Check every line of the material below for the string "explain", and return the ones that have it.

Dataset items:
— BEGIN —
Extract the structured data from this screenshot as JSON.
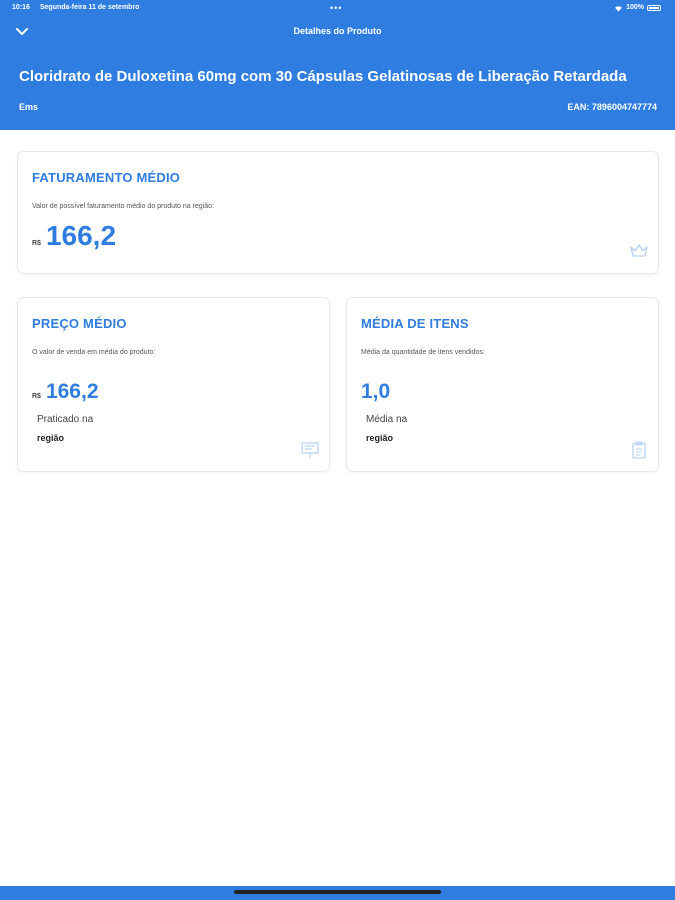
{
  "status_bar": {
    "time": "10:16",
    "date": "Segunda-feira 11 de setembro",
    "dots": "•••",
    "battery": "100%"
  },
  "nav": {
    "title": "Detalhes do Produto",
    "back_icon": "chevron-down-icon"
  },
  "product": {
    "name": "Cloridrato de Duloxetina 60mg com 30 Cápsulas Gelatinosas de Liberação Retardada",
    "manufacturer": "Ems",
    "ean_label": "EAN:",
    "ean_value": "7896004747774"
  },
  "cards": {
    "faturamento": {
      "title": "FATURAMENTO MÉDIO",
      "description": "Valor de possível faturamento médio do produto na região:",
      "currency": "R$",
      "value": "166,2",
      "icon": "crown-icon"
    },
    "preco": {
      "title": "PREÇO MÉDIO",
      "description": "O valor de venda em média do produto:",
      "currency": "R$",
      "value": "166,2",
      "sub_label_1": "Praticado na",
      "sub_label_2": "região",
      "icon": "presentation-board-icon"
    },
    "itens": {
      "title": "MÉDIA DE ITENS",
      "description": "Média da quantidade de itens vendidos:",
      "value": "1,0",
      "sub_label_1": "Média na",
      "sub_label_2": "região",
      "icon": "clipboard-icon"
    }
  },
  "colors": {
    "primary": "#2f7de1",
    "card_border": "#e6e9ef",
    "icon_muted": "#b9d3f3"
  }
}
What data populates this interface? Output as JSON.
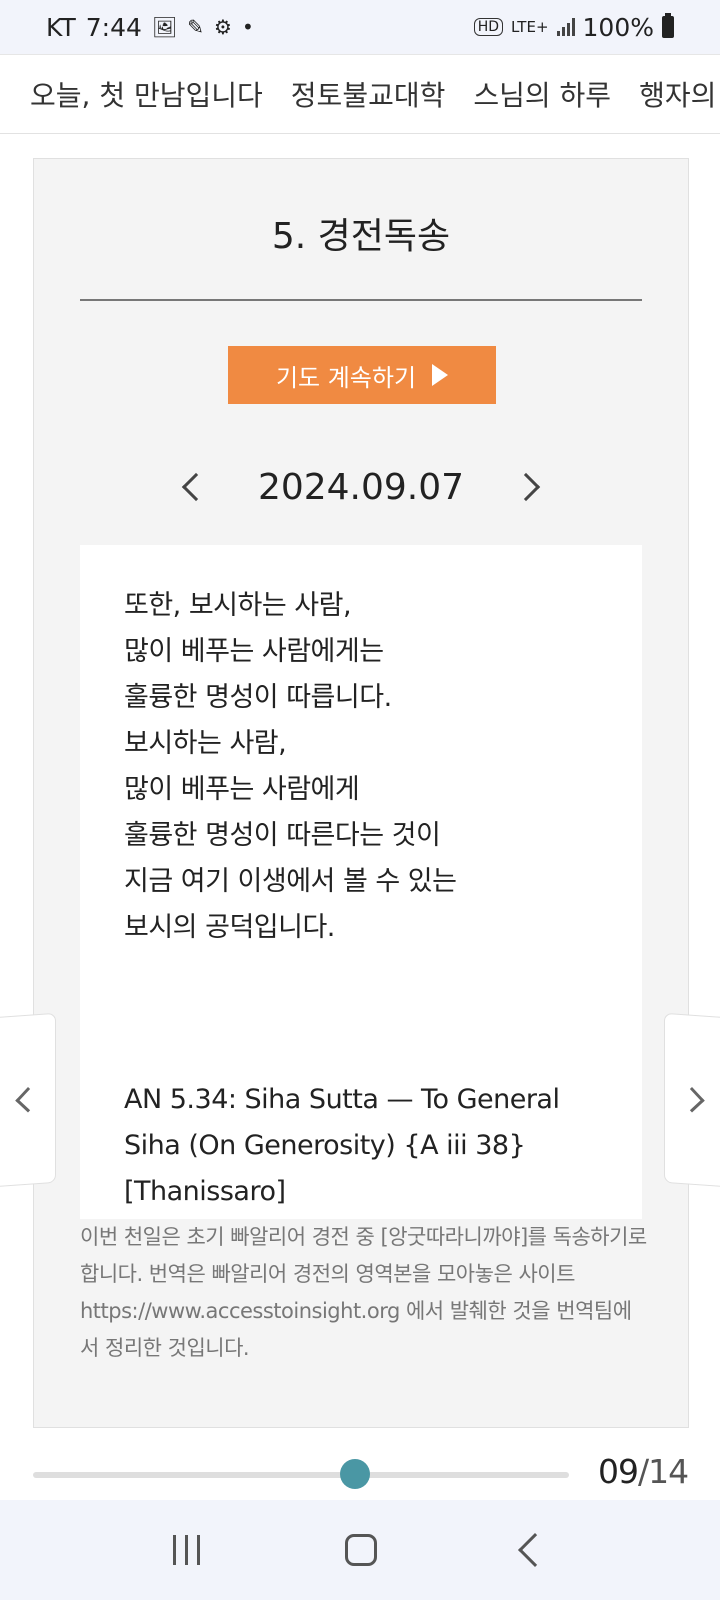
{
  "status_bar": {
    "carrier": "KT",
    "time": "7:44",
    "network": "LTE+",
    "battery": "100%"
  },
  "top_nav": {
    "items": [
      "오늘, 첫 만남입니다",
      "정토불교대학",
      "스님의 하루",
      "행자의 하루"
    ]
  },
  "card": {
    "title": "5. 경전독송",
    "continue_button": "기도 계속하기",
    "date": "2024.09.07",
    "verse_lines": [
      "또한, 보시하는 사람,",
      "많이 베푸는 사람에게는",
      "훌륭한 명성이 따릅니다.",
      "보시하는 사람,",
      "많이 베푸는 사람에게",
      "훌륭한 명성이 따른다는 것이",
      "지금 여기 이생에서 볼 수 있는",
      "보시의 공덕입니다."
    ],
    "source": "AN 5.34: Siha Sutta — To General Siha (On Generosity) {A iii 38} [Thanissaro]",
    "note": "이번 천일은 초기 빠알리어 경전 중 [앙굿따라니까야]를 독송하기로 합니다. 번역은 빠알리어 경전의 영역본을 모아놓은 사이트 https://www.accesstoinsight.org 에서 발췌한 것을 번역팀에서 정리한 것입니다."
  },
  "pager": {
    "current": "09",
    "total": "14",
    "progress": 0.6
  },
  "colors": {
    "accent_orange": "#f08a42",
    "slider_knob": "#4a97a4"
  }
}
— END —
— BEGIN —
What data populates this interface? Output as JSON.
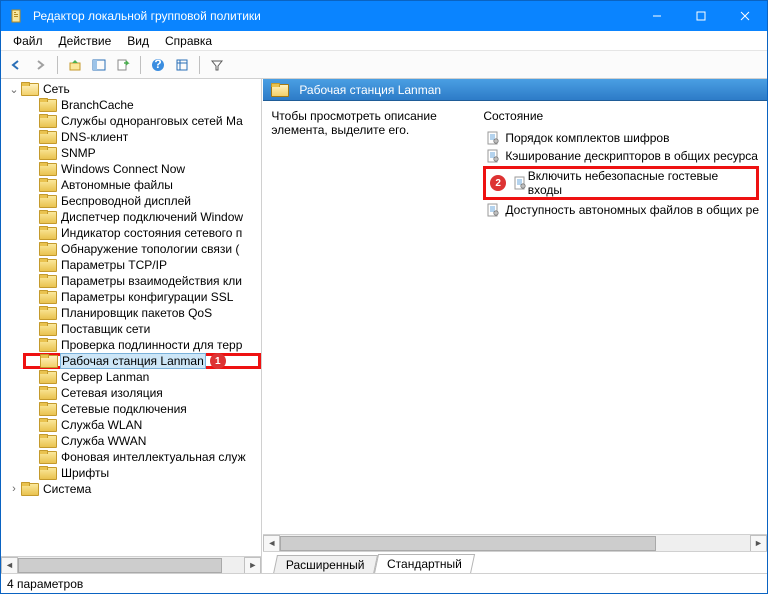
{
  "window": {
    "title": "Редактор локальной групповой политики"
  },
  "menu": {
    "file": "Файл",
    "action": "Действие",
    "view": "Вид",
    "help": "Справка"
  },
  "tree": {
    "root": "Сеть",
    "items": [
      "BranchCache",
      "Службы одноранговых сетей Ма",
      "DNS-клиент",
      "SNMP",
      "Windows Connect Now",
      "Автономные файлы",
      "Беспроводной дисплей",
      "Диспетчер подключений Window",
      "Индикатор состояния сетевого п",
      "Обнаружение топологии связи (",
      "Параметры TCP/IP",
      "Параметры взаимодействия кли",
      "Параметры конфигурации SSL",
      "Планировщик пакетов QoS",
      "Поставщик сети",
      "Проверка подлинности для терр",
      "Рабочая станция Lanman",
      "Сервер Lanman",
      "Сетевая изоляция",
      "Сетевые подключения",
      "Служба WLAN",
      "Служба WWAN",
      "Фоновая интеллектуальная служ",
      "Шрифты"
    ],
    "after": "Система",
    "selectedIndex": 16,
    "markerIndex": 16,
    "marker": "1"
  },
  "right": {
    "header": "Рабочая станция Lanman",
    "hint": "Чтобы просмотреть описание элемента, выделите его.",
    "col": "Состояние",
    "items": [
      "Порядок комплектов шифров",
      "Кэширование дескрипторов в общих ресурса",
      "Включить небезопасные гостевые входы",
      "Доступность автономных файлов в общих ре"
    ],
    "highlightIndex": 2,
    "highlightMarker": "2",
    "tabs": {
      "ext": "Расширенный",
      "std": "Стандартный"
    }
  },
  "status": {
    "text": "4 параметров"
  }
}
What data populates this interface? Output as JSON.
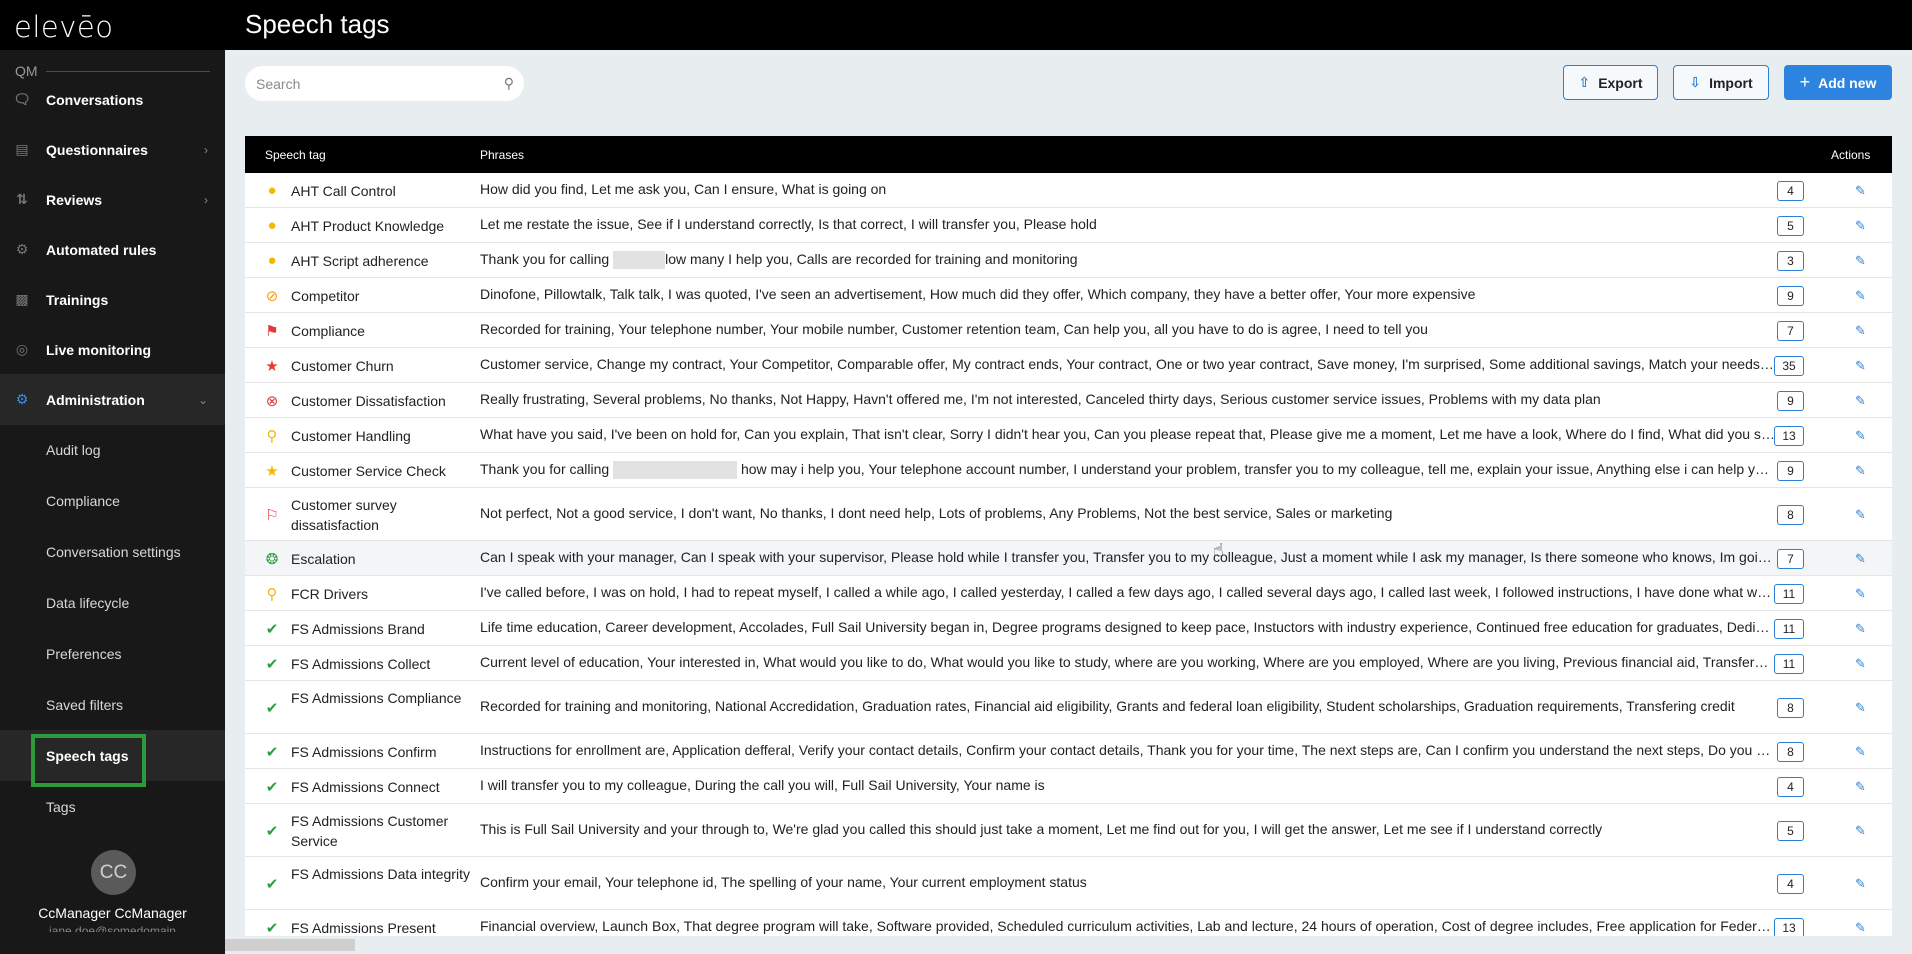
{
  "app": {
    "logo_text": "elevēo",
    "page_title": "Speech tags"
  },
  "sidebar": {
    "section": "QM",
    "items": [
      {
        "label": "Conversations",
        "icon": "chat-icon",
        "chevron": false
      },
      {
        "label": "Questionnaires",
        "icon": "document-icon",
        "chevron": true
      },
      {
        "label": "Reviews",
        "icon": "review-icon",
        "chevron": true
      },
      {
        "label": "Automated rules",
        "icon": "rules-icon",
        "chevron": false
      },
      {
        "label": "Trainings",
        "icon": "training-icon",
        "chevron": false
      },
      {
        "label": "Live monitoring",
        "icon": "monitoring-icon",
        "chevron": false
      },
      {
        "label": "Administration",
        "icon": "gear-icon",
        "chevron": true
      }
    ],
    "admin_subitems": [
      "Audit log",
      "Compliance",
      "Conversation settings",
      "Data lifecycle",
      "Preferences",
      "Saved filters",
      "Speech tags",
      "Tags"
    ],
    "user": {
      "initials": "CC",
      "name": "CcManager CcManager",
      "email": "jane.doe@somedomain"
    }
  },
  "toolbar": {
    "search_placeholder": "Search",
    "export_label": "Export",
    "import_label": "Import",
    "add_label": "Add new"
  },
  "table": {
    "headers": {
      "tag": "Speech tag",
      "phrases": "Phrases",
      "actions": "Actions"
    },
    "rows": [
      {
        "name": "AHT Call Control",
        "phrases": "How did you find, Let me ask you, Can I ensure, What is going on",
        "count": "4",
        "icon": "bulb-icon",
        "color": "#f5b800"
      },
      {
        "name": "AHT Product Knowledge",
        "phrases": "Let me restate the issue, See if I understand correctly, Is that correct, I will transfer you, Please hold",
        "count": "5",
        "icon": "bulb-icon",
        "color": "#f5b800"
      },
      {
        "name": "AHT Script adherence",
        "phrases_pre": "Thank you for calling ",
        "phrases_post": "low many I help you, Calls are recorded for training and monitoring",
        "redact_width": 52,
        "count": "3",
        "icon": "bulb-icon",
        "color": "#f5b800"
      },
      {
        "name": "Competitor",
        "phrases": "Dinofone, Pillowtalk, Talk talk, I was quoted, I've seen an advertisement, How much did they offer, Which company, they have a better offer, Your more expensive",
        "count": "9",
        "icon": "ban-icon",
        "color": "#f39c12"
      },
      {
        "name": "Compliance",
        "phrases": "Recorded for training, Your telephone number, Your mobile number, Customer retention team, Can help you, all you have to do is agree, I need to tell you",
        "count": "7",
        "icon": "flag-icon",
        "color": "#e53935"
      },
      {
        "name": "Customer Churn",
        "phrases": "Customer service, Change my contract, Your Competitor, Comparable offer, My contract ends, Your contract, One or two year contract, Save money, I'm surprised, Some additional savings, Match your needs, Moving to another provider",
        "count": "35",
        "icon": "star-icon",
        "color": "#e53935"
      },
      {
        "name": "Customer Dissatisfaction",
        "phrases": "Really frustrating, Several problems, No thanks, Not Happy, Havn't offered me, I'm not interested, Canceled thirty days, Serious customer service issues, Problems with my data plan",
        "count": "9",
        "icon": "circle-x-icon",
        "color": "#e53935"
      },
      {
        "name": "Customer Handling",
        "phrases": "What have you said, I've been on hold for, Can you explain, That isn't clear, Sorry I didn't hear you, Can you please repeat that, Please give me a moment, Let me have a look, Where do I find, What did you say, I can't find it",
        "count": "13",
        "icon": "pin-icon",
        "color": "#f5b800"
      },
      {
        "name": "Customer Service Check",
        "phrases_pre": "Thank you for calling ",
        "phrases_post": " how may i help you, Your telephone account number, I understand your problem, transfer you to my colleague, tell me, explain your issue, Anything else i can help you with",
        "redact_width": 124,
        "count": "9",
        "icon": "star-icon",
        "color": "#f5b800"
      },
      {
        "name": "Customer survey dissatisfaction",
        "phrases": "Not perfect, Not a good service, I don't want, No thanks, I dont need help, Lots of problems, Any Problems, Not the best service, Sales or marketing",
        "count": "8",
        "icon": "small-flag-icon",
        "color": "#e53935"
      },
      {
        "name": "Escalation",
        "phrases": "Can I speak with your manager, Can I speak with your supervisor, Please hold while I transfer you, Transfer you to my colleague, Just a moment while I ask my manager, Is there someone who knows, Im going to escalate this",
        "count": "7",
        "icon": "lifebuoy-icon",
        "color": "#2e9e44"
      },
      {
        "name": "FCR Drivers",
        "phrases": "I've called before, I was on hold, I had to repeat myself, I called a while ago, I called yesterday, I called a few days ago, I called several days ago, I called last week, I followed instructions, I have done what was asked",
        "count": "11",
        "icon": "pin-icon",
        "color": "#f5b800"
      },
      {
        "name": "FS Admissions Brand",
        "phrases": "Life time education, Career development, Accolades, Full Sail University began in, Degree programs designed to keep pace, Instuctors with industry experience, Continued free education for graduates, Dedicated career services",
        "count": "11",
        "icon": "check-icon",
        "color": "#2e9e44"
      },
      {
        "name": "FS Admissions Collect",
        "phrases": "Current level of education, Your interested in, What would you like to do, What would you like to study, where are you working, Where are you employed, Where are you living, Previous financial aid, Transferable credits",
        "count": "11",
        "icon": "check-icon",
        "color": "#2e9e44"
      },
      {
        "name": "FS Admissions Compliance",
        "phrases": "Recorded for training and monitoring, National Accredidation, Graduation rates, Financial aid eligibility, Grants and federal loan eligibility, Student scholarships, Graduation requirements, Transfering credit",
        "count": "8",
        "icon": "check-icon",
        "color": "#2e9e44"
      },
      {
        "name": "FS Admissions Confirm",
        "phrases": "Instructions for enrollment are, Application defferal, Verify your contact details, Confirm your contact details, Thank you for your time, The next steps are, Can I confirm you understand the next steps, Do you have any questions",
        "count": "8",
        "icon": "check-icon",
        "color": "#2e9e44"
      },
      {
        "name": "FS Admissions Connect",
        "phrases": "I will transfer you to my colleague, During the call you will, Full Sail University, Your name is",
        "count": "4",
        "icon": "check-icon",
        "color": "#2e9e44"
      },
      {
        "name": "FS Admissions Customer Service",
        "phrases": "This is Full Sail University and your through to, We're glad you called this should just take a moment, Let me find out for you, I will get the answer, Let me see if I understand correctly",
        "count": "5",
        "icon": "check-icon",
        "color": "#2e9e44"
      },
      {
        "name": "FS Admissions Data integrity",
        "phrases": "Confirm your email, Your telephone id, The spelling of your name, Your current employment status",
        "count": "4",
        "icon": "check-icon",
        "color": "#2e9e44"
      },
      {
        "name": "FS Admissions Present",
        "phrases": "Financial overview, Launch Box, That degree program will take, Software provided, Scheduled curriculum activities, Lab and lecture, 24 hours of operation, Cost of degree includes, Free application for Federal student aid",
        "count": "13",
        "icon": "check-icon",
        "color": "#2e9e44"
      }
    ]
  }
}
— END —
**Completed exercise:**
        "phrases": "What have you said, I've been on hold for, Can you explain, That isn't clear, Sorry I didn't hear you, Can you please repeat that, Please give me a moment, Let me have a look, Where do I find, What did you say, I can't find it",
        "phrases_post": " how may i help you, Your telephone account number, I understand your problem, transfer you to my colleague, tell me, explain your issue, Anything else i can help you with",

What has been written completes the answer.